Task >>
In the data, extract each line that holds the string "icon".

Dataset >>

------

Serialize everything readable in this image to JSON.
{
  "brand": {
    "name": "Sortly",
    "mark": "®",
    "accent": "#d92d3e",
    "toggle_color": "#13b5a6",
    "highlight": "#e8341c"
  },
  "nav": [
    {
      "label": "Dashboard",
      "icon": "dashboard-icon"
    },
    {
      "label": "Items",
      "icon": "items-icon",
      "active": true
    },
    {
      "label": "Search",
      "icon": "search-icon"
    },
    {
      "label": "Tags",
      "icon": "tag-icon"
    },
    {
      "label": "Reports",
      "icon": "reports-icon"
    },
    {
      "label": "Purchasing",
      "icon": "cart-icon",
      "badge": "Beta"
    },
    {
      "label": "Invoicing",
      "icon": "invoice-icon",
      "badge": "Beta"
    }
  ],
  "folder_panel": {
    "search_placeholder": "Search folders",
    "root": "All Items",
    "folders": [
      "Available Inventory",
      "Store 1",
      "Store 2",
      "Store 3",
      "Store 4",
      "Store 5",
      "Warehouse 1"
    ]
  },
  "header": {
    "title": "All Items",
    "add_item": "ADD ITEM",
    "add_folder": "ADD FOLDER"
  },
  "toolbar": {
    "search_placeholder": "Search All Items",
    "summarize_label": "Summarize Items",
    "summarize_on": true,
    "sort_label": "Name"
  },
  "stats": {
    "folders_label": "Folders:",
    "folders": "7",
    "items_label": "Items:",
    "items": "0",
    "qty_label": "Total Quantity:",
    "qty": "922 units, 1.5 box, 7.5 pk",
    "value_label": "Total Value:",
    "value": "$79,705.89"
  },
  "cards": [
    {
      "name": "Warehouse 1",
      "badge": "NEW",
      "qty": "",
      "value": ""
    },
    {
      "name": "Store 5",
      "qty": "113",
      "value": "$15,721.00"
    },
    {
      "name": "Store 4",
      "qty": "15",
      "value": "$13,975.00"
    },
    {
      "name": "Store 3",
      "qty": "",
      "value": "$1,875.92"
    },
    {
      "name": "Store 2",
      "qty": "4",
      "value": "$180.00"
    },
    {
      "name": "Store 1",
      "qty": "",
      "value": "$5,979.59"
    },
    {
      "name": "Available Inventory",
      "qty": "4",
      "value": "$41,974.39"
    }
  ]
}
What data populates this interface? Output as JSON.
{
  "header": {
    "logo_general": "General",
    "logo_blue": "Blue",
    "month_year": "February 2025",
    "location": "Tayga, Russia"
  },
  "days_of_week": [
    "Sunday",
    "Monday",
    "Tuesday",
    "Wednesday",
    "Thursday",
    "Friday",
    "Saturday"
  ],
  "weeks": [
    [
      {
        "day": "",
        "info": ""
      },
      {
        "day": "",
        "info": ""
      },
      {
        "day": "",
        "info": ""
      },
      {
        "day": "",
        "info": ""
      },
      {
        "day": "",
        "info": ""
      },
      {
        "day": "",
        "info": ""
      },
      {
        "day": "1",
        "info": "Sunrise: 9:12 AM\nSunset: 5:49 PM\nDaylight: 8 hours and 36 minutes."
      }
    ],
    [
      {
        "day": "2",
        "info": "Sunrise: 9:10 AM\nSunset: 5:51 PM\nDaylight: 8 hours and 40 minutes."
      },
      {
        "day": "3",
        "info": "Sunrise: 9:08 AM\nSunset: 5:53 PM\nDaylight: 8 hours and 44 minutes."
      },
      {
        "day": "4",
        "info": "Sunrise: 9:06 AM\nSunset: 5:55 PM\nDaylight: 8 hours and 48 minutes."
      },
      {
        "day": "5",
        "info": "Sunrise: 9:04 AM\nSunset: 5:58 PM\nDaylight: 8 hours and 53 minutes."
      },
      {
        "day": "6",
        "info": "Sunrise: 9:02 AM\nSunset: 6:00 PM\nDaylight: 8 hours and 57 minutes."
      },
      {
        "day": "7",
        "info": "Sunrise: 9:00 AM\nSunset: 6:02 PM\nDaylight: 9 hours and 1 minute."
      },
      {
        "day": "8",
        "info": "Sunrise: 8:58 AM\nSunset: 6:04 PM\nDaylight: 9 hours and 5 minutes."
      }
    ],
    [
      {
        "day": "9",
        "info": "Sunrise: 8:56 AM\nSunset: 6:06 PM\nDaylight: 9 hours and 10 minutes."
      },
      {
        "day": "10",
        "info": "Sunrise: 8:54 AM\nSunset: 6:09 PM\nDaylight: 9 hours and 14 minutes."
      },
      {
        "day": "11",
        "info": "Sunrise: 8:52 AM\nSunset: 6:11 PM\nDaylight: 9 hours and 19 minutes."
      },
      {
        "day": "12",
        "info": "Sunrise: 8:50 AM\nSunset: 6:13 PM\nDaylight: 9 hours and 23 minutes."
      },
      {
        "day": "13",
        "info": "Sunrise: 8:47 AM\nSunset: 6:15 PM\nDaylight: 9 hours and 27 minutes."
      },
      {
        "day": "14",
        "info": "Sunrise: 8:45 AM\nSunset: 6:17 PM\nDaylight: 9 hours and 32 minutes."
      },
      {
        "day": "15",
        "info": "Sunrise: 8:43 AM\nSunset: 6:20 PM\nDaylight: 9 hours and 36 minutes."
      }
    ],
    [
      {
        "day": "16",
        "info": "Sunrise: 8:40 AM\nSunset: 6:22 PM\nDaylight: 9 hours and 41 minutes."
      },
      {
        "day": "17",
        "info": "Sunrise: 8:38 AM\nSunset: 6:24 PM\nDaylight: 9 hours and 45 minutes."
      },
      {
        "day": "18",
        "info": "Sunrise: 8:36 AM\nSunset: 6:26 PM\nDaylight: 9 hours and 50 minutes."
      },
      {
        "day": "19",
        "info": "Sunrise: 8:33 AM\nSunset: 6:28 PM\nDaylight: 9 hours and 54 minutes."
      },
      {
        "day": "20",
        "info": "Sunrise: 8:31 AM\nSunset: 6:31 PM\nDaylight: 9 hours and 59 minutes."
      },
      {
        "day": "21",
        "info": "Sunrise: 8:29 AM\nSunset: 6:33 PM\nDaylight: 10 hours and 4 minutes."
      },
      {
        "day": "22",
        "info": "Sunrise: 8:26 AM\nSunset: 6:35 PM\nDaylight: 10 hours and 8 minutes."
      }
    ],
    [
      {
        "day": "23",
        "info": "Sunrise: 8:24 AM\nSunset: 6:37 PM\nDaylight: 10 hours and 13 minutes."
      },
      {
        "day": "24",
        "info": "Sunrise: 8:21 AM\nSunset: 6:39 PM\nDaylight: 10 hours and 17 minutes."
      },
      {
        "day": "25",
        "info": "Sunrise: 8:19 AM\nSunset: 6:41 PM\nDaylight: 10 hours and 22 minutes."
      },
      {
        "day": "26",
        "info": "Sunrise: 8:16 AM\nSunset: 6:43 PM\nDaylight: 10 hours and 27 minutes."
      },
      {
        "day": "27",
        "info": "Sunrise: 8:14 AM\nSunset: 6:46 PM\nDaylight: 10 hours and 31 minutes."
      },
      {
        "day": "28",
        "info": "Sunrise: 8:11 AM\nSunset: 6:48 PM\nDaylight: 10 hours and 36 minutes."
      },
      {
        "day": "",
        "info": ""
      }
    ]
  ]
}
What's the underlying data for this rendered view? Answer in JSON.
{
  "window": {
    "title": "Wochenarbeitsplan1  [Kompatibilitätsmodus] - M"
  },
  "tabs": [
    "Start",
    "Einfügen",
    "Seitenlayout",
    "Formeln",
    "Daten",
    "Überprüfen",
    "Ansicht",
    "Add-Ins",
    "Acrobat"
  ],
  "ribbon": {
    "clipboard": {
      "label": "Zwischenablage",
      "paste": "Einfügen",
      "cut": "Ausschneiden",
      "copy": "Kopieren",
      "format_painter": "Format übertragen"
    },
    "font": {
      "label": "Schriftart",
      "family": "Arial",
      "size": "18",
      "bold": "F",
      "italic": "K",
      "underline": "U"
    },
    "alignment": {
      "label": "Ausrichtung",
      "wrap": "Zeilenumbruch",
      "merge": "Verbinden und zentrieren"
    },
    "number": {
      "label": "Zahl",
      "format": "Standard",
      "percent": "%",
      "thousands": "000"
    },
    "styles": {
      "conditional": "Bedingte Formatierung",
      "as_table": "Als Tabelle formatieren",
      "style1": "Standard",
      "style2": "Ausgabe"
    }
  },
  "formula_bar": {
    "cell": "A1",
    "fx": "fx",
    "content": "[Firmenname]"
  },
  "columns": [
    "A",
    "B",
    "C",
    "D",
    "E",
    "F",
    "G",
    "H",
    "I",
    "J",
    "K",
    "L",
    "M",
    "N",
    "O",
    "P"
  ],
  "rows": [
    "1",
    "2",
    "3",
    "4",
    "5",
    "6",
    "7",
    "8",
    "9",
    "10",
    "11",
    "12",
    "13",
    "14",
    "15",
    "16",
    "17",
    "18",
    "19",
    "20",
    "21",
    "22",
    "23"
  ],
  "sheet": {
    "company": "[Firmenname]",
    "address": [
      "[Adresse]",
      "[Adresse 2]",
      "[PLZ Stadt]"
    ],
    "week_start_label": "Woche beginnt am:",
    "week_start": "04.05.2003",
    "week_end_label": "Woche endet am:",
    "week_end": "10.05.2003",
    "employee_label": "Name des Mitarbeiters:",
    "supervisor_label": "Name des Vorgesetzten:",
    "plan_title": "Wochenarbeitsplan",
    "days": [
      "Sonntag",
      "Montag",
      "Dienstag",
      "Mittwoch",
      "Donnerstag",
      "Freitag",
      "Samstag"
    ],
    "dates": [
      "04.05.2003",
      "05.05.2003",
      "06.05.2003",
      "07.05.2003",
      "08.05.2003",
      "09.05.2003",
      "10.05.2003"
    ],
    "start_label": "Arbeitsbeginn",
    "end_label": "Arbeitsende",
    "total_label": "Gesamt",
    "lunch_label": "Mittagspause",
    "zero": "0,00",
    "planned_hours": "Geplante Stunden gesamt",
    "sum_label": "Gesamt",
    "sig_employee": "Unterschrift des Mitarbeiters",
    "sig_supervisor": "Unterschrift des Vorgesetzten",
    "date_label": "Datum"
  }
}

------

Output of the task >>
      "icon": "dashboard-icon"
      "icon": "items-icon",
      "icon": "search-icon"
      "icon": "tag-icon"
      "icon": "reports-icon"
      "icon": "cart-icon",
      "icon": "invoice-icon",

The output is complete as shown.